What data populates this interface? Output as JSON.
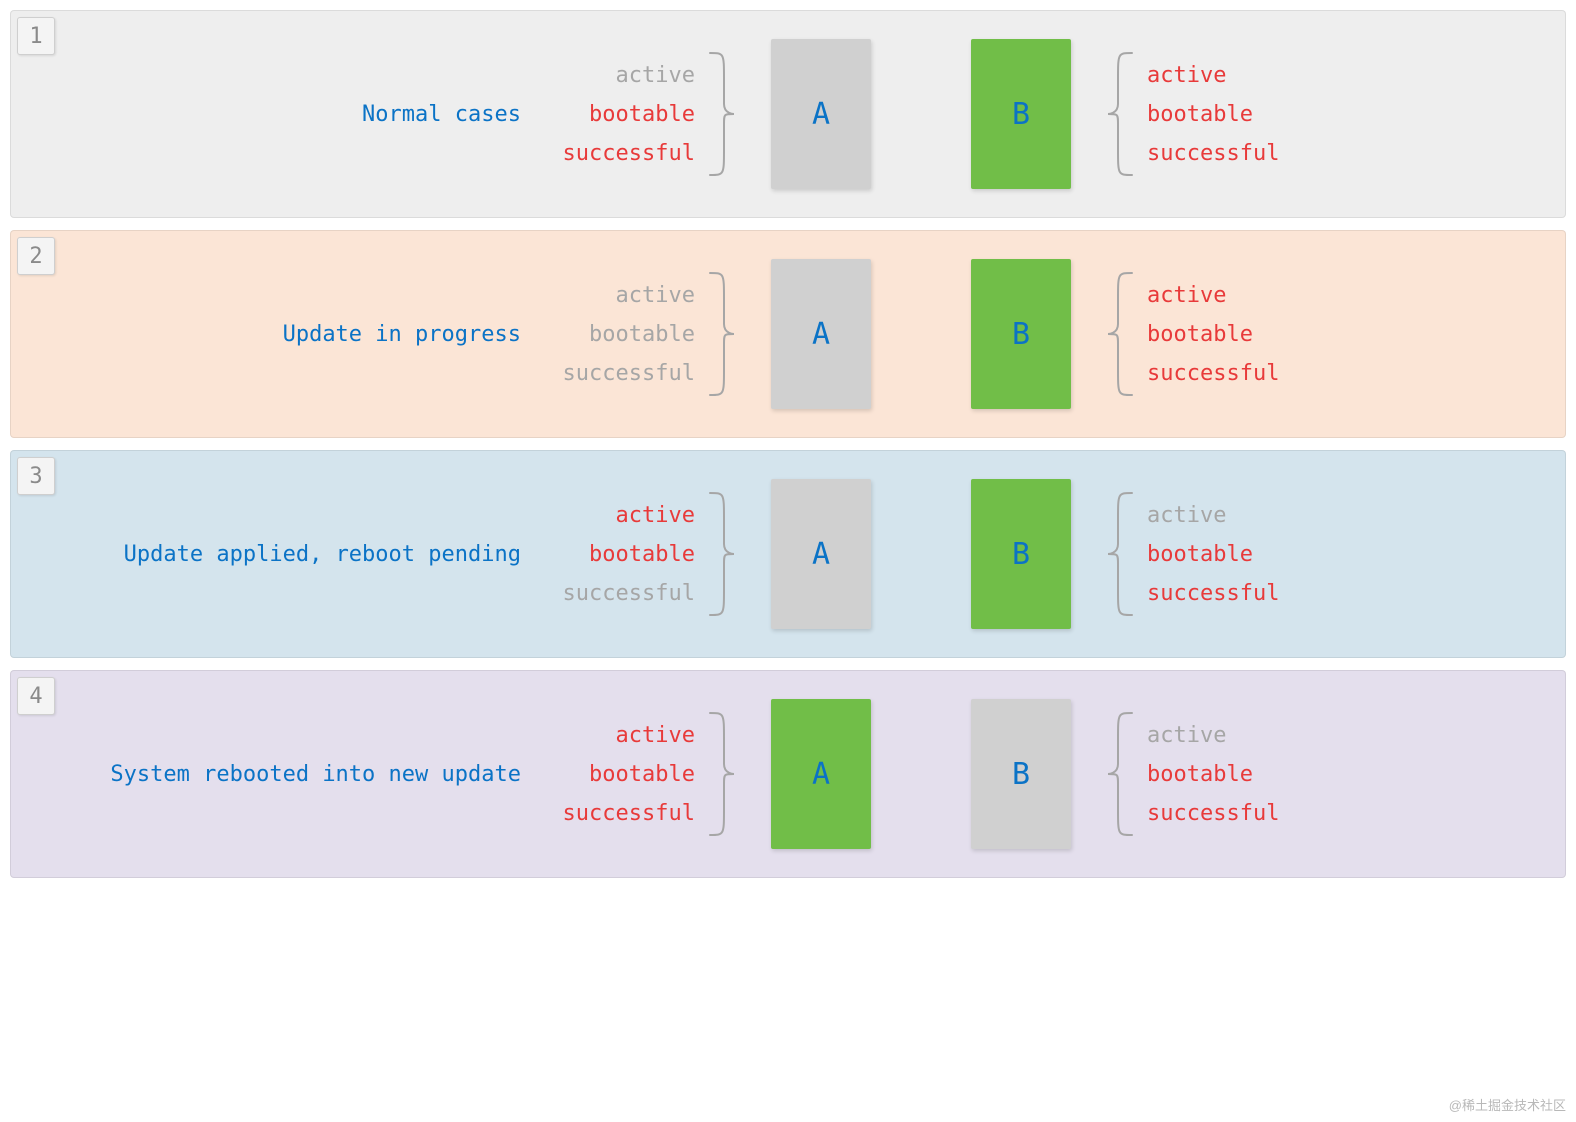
{
  "labels": {
    "active": "active",
    "bootable": "bootable",
    "successful": "successful",
    "slotA": "A",
    "slotB": "B"
  },
  "watermark": "@稀土掘金技术社区",
  "rows": [
    {
      "num": "1",
      "bg": "row-1",
      "title": "Normal cases",
      "left": {
        "active": "grey",
        "bootable": "red",
        "successful": "red"
      },
      "right": {
        "active": "red",
        "bootable": "red",
        "successful": "red"
      },
      "slotA": "grey",
      "slotB": "green"
    },
    {
      "num": "2",
      "bg": "row-2",
      "title": "Update in progress",
      "left": {
        "active": "grey",
        "bootable": "grey",
        "successful": "grey"
      },
      "right": {
        "active": "red",
        "bootable": "red",
        "successful": "red"
      },
      "slotA": "grey",
      "slotB": "green"
    },
    {
      "num": "3",
      "bg": "row-3",
      "title": "Update applied, reboot pending",
      "left": {
        "active": "red",
        "bootable": "red",
        "successful": "grey"
      },
      "right": {
        "active": "grey",
        "bootable": "red",
        "successful": "red"
      },
      "slotA": "grey",
      "slotB": "green"
    },
    {
      "num": "4",
      "bg": "row-4",
      "title": "System rebooted into new update",
      "left": {
        "active": "red",
        "bootable": "red",
        "successful": "red"
      },
      "right": {
        "active": "grey",
        "bootable": "red",
        "successful": "red"
      },
      "slotA": "green",
      "slotB": "grey"
    }
  ]
}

◇ ◇ ◇

● **Objective**
Give back all entries exactly. No pictures belong in the copy.

● **Finished answer**
What data populates this interface? Output as JSON.
{
  "labels": {
    "active": "active",
    "bootable": "bootable",
    "successful": "successful",
    "slotA": "A",
    "slotB": "B"
  },
  "watermark": "@稀土掘金技术社区",
  "rows": [
    {
      "num": "1",
      "bg": "row-1",
      "title": "Normal cases",
      "left": {
        "active": "grey",
        "bootable": "red",
        "successful": "red"
      },
      "right": {
        "active": "red",
        "bootable": "red",
        "successful": "red"
      },
      "slotA": "grey",
      "slotB": "green"
    },
    {
      "num": "2",
      "bg": "row-2",
      "title": "Update in progress",
      "left": {
        "active": "grey",
        "bootable": "grey",
        "successful": "grey"
      },
      "right": {
        "active": "red",
        "bootable": "red",
        "successful": "red"
      },
      "slotA": "grey",
      "slotB": "green"
    },
    {
      "num": "3",
      "bg": "row-3",
      "title": "Update applied, reboot pending",
      "left": {
        "active": "red",
        "bootable": "red",
        "successful": "grey"
      },
      "right": {
        "active": "grey",
        "bootable": "red",
        "successful": "red"
      },
      "slotA": "grey",
      "slotB": "green"
    },
    {
      "num": "4",
      "bg": "row-4",
      "title": "System rebooted into new update",
      "left": {
        "active": "red",
        "bootable": "red",
        "successful": "red"
      },
      "right": {
        "active": "grey",
        "bootable": "red",
        "successful": "red"
      },
      "slotA": "green",
      "slotB": "grey"
    }
  ]
}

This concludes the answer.